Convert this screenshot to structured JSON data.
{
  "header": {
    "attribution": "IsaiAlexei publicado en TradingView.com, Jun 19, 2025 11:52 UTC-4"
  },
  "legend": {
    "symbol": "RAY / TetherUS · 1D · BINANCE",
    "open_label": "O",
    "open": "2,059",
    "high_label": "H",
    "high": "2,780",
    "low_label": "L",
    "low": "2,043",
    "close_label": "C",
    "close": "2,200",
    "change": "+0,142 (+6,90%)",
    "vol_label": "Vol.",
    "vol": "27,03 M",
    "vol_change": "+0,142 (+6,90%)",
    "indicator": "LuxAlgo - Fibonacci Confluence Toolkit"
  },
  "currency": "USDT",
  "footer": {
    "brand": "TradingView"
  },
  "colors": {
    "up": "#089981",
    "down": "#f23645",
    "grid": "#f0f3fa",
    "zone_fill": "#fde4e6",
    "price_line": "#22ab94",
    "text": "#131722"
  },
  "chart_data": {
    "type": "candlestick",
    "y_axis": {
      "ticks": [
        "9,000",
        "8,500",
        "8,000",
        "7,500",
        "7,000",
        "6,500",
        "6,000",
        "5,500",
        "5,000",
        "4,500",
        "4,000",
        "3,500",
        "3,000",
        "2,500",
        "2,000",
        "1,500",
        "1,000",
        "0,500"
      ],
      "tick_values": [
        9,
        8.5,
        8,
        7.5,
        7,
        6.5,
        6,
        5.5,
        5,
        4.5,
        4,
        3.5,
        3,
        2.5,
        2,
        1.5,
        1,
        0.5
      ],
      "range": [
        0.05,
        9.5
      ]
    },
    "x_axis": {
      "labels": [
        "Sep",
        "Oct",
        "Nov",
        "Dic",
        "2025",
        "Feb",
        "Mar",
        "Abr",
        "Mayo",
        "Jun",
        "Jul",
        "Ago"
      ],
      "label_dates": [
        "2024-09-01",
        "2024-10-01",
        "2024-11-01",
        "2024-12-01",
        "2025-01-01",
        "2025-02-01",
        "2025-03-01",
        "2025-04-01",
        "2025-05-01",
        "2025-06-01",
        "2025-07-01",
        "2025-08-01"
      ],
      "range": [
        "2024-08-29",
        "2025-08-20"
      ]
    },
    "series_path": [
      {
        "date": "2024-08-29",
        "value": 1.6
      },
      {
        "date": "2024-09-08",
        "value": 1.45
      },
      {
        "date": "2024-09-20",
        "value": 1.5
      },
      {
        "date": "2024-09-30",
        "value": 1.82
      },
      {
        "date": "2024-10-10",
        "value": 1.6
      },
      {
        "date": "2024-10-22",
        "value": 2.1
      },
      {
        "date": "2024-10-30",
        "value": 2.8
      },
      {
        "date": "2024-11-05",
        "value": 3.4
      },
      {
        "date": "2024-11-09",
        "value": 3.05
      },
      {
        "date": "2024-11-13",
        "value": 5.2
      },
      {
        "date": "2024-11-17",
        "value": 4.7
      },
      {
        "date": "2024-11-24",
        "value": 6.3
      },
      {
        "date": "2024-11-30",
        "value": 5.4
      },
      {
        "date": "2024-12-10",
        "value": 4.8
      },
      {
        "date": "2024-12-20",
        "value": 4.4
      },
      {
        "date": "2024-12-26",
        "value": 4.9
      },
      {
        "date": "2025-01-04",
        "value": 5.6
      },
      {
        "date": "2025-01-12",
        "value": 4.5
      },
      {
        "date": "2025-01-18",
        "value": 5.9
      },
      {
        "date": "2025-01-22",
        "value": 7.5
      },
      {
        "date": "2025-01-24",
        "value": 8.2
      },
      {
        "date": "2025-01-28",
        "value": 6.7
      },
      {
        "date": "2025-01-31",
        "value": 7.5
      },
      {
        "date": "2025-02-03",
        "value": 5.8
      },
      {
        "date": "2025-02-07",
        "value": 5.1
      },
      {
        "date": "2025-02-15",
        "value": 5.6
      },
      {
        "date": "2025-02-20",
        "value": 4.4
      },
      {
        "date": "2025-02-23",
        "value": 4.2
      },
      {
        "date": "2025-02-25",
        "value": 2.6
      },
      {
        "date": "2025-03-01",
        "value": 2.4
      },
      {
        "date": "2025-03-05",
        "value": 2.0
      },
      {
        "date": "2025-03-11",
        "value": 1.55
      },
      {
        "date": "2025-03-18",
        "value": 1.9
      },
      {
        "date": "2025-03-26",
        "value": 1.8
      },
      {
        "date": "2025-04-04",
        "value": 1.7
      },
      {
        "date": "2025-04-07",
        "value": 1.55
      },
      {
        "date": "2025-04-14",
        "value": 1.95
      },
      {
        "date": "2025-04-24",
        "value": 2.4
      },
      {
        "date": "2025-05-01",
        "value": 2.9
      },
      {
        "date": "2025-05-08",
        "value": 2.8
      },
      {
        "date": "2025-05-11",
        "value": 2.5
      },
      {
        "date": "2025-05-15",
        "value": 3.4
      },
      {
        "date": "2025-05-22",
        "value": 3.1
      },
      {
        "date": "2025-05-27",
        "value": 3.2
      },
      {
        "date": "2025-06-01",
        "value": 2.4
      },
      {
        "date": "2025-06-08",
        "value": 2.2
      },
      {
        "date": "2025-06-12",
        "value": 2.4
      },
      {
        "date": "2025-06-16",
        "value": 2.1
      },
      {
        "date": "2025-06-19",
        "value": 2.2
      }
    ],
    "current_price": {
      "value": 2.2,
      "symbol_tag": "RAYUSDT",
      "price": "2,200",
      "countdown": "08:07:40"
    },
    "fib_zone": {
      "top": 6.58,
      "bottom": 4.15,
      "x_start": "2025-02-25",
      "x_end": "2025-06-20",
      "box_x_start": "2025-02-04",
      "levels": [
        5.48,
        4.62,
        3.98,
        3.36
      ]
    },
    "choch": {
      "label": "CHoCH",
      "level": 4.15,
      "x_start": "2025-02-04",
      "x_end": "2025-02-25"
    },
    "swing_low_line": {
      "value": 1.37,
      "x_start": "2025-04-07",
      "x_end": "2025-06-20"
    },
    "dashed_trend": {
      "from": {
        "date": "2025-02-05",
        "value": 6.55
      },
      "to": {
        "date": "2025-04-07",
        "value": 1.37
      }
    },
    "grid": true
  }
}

- [WHAT TO PRODUCE] Write out the entries above word for word.

- [FULL RESPONSE]
Convert this screenshot to structured JSON data.
{
  "header": {
    "attribution": "IsaiAlexei publicado en TradingView.com, Jun 19, 2025 11:52 UTC-4"
  },
  "legend": {
    "symbol": "RAY / TetherUS · 1D · BINANCE",
    "open_label": "O",
    "open": "2,059",
    "high_label": "H",
    "high": "2,780",
    "low_label": "L",
    "low": "2,043",
    "close_label": "C",
    "close": "2,200",
    "change": "+0,142 (+6,90%)",
    "vol_label": "Vol.",
    "vol": "27,03 M",
    "vol_change": "+0,142 (+6,90%)",
    "indicator": "LuxAlgo - Fibonacci Confluence Toolkit"
  },
  "currency": "USDT",
  "footer": {
    "brand": "TradingView"
  },
  "colors": {
    "up": "#089981",
    "down": "#f23645",
    "grid": "#f0f3fa",
    "zone_fill": "#fde4e6",
    "price_line": "#22ab94",
    "text": "#131722"
  },
  "chart_data": {
    "type": "candlestick",
    "y_axis": {
      "ticks": [
        "9,000",
        "8,500",
        "8,000",
        "7,500",
        "7,000",
        "6,500",
        "6,000",
        "5,500",
        "5,000",
        "4,500",
        "4,000",
        "3,500",
        "3,000",
        "2,500",
        "2,000",
        "1,500",
        "1,000",
        "0,500"
      ],
      "tick_values": [
        9,
        8.5,
        8,
        7.5,
        7,
        6.5,
        6,
        5.5,
        5,
        4.5,
        4,
        3.5,
        3,
        2.5,
        2,
        1.5,
        1,
        0.5
      ],
      "range": [
        0.05,
        9.5
      ]
    },
    "x_axis": {
      "labels": [
        "Sep",
        "Oct",
        "Nov",
        "Dic",
        "2025",
        "Feb",
        "Mar",
        "Abr",
        "Mayo",
        "Jun",
        "Jul",
        "Ago"
      ],
      "label_dates": [
        "2024-09-01",
        "2024-10-01",
        "2024-11-01",
        "2024-12-01",
        "2025-01-01",
        "2025-02-01",
        "2025-03-01",
        "2025-04-01",
        "2025-05-01",
        "2025-06-01",
        "2025-07-01",
        "2025-08-01"
      ],
      "range": [
        "2024-08-29",
        "2025-08-20"
      ]
    },
    "series_path": [
      {
        "date": "2024-08-29",
        "value": 1.6
      },
      {
        "date": "2024-09-08",
        "value": 1.45
      },
      {
        "date": "2024-09-20",
        "value": 1.5
      },
      {
        "date": "2024-09-30",
        "value": 1.82
      },
      {
        "date": "2024-10-10",
        "value": 1.6
      },
      {
        "date": "2024-10-22",
        "value": 2.1
      },
      {
        "date": "2024-10-30",
        "value": 2.8
      },
      {
        "date": "2024-11-05",
        "value": 3.4
      },
      {
        "date": "2024-11-09",
        "value": 3.05
      },
      {
        "date": "2024-11-13",
        "value": 5.2
      },
      {
        "date": "2024-11-17",
        "value": 4.7
      },
      {
        "date": "2024-11-24",
        "value": 6.3
      },
      {
        "date": "2024-11-30",
        "value": 5.4
      },
      {
        "date": "2024-12-10",
        "value": 4.8
      },
      {
        "date": "2024-12-20",
        "value": 4.4
      },
      {
        "date": "2024-12-26",
        "value": 4.9
      },
      {
        "date": "2025-01-04",
        "value": 5.6
      },
      {
        "date": "2025-01-12",
        "value": 4.5
      },
      {
        "date": "2025-01-18",
        "value": 5.9
      },
      {
        "date": "2025-01-22",
        "value": 7.5
      },
      {
        "date": "2025-01-24",
        "value": 8.2
      },
      {
        "date": "2025-01-28",
        "value": 6.7
      },
      {
        "date": "2025-01-31",
        "value": 7.5
      },
      {
        "date": "2025-02-03",
        "value": 5.8
      },
      {
        "date": "2025-02-07",
        "value": 5.1
      },
      {
        "date": "2025-02-15",
        "value": 5.6
      },
      {
        "date": "2025-02-20",
        "value": 4.4
      },
      {
        "date": "2025-02-23",
        "value": 4.2
      },
      {
        "date": "2025-02-25",
        "value": 2.6
      },
      {
        "date": "2025-03-01",
        "value": 2.4
      },
      {
        "date": "2025-03-05",
        "value": 2.0
      },
      {
        "date": "2025-03-11",
        "value": 1.55
      },
      {
        "date": "2025-03-18",
        "value": 1.9
      },
      {
        "date": "2025-03-26",
        "value": 1.8
      },
      {
        "date": "2025-04-04",
        "value": 1.7
      },
      {
        "date": "2025-04-07",
        "value": 1.55
      },
      {
        "date": "2025-04-14",
        "value": 1.95
      },
      {
        "date": "2025-04-24",
        "value": 2.4
      },
      {
        "date": "2025-05-01",
        "value": 2.9
      },
      {
        "date": "2025-05-08",
        "value": 2.8
      },
      {
        "date": "2025-05-11",
        "value": 2.5
      },
      {
        "date": "2025-05-15",
        "value": 3.4
      },
      {
        "date": "2025-05-22",
        "value": 3.1
      },
      {
        "date": "2025-05-27",
        "value": 3.2
      },
      {
        "date": "2025-06-01",
        "value": 2.4
      },
      {
        "date": "2025-06-08",
        "value": 2.2
      },
      {
        "date": "2025-06-12",
        "value": 2.4
      },
      {
        "date": "2025-06-16",
        "value": 2.1
      },
      {
        "date": "2025-06-19",
        "value": 2.2
      }
    ],
    "current_price": {
      "value": 2.2,
      "symbol_tag": "RAYUSDT",
      "price": "2,200",
      "countdown": "08:07:40"
    },
    "fib_zone": {
      "top": 6.58,
      "bottom": 4.15,
      "x_start": "2025-02-25",
      "x_end": "2025-06-20",
      "box_x_start": "2025-02-04",
      "levels": [
        5.48,
        4.62,
        3.98,
        3.36
      ]
    },
    "choch": {
      "label": "CHoCH",
      "level": 4.15,
      "x_start": "2025-02-04",
      "x_end": "2025-02-25"
    },
    "swing_low_line": {
      "value": 1.37,
      "x_start": "2025-04-07",
      "x_end": "2025-06-20"
    },
    "dashed_trend": {
      "from": {
        "date": "2025-02-05",
        "value": 6.55
      },
      "to": {
        "date": "2025-04-07",
        "value": 1.37
      }
    },
    "grid": true
  }
}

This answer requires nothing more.